* Start Source records *

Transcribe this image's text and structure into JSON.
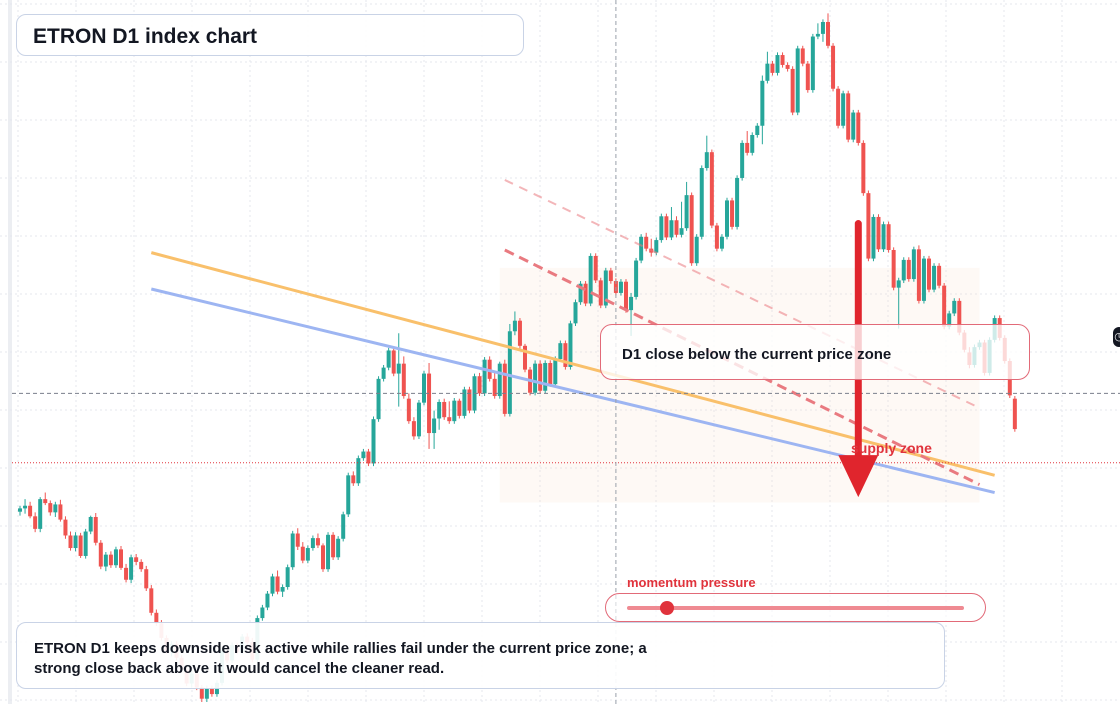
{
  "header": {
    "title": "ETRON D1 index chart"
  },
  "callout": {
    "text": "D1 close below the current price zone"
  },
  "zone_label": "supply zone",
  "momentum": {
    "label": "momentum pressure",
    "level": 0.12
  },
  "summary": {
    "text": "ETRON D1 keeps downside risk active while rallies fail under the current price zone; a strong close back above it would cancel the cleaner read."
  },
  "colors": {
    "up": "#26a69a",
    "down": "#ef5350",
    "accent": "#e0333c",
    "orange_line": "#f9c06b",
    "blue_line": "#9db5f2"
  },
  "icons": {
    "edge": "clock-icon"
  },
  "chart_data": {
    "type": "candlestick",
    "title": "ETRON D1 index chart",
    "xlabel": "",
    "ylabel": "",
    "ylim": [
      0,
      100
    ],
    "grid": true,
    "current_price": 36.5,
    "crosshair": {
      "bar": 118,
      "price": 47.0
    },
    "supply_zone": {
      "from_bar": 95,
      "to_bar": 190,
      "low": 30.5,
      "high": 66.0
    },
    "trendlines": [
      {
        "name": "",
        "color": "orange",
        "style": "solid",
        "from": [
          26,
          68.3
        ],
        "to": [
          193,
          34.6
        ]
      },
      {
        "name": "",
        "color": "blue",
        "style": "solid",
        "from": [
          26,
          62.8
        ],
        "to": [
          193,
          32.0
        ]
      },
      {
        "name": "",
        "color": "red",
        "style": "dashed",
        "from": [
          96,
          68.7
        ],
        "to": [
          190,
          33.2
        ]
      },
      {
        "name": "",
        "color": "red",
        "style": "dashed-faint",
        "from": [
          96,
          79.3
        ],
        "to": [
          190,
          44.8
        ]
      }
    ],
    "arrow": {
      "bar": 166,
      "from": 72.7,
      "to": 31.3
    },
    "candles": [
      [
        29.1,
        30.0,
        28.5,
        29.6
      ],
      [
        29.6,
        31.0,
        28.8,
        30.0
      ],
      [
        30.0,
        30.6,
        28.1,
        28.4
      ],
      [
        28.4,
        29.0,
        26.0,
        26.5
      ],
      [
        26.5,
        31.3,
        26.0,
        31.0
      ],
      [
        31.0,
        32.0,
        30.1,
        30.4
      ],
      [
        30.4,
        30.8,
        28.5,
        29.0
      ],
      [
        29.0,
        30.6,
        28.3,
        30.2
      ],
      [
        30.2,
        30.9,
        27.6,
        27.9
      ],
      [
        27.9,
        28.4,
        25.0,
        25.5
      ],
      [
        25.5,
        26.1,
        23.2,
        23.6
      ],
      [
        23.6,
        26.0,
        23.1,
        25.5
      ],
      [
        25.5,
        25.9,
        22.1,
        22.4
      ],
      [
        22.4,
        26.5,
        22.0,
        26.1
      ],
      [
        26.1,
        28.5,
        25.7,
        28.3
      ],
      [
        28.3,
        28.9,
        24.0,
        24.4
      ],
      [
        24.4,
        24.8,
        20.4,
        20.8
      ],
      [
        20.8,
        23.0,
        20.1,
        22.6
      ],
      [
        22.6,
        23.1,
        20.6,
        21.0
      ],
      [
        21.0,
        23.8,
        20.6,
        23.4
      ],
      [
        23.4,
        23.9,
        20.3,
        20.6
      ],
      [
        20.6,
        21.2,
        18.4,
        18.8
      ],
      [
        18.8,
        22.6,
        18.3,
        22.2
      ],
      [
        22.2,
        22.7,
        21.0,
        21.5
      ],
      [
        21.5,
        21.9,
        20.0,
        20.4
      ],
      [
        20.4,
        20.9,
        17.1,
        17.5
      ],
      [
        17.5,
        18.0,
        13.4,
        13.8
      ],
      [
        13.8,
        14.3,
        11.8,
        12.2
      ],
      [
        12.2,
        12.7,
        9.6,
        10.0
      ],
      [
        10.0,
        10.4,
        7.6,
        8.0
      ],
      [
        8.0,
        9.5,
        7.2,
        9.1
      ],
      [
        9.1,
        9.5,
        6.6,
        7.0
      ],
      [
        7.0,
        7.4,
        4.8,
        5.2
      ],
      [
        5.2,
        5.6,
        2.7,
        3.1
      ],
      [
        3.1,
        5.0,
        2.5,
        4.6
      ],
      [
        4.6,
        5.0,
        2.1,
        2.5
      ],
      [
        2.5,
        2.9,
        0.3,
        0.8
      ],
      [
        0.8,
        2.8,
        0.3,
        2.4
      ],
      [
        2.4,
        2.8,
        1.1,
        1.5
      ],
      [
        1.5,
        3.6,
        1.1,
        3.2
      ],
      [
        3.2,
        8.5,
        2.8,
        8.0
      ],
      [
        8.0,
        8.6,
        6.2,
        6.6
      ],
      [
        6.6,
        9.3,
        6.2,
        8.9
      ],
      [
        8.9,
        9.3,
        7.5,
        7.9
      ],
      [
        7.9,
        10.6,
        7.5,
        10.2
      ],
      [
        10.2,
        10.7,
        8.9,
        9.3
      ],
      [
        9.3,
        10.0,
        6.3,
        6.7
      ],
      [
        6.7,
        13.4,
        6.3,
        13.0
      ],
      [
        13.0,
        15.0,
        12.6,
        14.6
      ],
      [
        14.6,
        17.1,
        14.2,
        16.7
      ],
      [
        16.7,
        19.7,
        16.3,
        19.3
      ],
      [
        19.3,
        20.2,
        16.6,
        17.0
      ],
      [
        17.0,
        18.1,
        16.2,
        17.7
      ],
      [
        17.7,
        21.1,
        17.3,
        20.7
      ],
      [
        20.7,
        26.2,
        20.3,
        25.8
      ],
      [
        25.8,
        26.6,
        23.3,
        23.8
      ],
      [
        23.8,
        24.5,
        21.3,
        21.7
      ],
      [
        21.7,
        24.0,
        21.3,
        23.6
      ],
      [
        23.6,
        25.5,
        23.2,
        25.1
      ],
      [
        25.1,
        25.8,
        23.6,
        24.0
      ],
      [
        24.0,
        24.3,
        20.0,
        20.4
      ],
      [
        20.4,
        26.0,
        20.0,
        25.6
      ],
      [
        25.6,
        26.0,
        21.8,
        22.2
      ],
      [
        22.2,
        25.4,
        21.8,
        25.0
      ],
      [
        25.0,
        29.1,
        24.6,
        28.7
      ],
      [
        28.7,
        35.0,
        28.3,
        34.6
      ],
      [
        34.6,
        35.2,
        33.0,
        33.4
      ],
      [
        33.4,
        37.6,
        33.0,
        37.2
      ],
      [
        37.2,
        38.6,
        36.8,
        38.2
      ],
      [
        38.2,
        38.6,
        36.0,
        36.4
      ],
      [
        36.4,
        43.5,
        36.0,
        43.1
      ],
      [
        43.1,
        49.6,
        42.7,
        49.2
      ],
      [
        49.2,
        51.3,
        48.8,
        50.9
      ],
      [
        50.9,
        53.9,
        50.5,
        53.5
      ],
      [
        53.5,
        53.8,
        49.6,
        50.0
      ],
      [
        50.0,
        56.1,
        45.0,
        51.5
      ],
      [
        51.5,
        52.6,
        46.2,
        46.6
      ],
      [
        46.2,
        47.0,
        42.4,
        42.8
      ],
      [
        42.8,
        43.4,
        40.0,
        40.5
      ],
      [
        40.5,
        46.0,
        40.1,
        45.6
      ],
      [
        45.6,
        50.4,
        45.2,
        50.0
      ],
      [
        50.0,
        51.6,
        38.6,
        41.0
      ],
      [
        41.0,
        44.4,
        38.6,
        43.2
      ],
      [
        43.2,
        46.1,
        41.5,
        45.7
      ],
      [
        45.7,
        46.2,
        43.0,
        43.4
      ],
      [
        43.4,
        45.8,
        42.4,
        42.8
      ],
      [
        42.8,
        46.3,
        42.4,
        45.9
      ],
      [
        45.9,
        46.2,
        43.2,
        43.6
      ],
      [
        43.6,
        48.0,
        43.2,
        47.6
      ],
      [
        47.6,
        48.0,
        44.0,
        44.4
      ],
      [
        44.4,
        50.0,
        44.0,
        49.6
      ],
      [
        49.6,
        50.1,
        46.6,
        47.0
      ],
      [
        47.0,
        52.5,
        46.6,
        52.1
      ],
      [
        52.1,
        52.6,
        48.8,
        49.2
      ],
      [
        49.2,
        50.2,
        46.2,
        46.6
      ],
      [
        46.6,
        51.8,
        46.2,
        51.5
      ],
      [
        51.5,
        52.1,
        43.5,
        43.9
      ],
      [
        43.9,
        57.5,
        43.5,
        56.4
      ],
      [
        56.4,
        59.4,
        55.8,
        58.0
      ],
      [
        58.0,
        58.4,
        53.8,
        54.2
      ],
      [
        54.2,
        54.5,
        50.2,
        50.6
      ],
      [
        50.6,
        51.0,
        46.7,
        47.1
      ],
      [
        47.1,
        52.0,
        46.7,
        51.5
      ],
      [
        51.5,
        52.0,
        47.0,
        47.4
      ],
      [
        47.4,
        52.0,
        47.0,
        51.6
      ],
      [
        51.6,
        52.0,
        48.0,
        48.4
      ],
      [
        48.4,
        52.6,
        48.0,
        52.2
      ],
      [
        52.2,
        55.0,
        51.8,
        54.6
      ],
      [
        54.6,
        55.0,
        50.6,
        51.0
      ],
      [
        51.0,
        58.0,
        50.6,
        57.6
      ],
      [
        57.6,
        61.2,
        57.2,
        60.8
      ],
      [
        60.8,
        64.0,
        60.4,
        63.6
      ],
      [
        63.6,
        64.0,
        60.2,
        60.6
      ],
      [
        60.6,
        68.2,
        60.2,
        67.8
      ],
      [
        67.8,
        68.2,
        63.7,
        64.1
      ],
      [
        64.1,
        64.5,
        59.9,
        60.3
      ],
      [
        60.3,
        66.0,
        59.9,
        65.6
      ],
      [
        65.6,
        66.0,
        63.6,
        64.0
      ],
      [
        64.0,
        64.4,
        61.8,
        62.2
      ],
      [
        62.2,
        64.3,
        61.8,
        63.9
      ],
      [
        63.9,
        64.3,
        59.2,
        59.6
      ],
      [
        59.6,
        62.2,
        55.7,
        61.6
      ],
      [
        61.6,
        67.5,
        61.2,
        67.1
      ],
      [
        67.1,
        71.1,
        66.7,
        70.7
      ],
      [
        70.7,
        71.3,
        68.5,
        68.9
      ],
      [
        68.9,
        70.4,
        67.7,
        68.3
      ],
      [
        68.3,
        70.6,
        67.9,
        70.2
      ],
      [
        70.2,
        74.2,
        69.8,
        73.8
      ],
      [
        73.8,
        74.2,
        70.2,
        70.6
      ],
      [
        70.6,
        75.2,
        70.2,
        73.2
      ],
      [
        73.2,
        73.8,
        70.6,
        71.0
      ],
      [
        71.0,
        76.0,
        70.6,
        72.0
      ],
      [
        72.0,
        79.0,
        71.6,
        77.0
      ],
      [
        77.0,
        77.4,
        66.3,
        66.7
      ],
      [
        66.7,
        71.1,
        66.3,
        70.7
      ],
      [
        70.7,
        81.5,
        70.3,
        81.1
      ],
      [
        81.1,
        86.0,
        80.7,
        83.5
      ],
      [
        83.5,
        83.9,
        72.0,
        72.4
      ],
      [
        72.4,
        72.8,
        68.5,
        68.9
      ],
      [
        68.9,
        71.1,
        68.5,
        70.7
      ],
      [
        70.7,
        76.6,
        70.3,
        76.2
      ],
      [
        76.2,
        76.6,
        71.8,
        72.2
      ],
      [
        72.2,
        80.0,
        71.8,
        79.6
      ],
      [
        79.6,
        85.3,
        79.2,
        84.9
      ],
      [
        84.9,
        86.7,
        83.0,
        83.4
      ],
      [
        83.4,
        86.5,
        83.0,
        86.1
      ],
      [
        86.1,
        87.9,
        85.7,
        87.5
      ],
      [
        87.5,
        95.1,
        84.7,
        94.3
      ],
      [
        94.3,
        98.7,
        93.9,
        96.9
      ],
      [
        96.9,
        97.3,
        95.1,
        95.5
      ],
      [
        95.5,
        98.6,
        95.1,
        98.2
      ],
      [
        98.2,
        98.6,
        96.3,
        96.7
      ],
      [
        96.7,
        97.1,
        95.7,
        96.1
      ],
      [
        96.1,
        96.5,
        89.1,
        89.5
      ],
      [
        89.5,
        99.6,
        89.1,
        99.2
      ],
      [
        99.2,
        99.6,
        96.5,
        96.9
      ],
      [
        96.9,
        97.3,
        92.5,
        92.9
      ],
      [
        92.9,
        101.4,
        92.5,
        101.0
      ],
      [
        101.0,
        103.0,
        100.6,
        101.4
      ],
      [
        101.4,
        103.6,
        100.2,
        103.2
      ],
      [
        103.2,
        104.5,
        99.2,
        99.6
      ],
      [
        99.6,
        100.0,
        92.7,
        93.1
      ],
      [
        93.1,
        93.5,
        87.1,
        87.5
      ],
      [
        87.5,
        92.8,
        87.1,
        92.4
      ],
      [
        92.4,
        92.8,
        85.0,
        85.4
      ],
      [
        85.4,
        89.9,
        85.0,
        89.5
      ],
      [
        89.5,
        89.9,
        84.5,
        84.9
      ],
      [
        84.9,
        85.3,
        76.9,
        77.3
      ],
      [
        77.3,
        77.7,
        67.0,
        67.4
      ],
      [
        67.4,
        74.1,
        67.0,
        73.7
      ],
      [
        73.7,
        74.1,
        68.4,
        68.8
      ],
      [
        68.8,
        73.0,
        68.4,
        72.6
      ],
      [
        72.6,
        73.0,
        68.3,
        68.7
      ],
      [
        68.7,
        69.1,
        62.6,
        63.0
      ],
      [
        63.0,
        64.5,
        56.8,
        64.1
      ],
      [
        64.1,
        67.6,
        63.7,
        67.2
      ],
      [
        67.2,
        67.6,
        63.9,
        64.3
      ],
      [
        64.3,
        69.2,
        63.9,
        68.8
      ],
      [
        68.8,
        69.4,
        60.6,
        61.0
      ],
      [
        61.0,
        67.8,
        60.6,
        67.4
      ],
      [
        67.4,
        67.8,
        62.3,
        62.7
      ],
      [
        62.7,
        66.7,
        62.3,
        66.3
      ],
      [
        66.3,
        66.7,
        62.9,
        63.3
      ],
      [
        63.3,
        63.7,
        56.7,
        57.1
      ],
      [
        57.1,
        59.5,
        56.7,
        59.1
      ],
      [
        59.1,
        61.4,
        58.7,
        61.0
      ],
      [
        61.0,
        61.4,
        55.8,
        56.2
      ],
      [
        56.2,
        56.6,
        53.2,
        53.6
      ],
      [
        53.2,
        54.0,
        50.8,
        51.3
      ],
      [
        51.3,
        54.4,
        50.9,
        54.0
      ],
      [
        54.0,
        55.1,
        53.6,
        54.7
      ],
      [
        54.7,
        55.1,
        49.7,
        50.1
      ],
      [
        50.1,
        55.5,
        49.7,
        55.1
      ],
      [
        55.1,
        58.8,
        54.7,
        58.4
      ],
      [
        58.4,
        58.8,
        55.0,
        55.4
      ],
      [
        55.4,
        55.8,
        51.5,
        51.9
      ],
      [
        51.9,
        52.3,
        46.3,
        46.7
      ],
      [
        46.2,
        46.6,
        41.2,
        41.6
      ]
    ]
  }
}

* End Source records *

Goal:
Select the lines from the entries that include the word "title".

Reply to the task:
    "title": "ETRON D1 index chart"
    "title": "ETRON D1 index chart",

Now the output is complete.